Scan the lines below for the string "международных" and report how many lines contain it, giving only the number.

··· Supplied data

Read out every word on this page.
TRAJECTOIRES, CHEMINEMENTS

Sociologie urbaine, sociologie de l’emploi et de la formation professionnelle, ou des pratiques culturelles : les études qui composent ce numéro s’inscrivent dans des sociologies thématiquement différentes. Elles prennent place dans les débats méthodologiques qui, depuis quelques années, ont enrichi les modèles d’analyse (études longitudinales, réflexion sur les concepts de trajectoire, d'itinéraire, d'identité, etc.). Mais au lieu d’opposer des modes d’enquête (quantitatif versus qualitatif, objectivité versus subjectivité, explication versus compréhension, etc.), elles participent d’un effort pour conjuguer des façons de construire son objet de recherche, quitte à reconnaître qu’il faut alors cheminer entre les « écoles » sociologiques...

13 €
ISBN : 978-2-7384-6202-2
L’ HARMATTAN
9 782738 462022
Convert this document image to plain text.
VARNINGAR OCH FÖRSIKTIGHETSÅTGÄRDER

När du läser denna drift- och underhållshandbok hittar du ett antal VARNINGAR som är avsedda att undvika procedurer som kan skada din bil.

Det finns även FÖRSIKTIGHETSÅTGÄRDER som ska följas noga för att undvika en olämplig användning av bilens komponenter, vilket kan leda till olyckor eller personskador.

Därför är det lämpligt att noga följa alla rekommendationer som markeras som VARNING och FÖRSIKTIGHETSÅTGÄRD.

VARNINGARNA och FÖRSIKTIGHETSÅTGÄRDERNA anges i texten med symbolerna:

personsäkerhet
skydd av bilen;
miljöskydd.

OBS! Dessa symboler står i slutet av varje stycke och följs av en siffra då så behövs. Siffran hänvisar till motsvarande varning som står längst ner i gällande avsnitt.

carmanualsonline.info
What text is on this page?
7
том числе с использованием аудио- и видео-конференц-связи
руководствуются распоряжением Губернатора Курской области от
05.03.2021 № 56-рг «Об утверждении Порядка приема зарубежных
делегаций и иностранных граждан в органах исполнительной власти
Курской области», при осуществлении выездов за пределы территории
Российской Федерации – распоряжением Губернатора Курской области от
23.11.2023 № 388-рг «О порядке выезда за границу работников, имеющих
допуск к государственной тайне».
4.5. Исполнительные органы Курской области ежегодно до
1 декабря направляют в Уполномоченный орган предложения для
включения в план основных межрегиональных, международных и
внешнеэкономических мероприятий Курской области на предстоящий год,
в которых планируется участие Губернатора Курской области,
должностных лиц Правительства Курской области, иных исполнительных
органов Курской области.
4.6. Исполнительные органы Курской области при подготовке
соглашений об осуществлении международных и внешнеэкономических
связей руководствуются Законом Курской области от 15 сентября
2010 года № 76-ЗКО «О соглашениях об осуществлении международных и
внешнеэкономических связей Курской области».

······

Answer below | 3